• WHAT YOU NEED TO DO:
Repeat, exactly and completely, the entries shown underneath.

• PROVIDED RECORDS:
* Start *
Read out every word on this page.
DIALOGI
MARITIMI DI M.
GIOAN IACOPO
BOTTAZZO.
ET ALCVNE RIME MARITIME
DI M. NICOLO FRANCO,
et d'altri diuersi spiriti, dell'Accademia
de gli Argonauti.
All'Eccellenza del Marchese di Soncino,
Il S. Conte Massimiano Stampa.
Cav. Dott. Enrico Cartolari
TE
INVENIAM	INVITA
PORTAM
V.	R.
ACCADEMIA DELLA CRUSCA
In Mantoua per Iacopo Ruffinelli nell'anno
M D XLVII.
* End *
• TASK RESPONSE:
Read out every word on this page.
DIALOGI
MARITIMI DI M.
GIOAN IACOPO
BOTTAZZO.
ET ALCVNE RIME MARITIME
DI M. NICOLO FRANCO,
et d'altri diuersi spiriti, dell'Accademia
de gli Argonauti.
All'Eccellenza del Marchese di Soncino,
Il S. Conte Massimiano Stampa.
Cav. Dott. Enrico Cartolari
TE
INVENIAM	INVITA
PORTAM
V.	R.
ACCADEMIA DELLA CRUSCA
In Mantoua per Iacopo Ruffinelli nell'anno
M D XLVII.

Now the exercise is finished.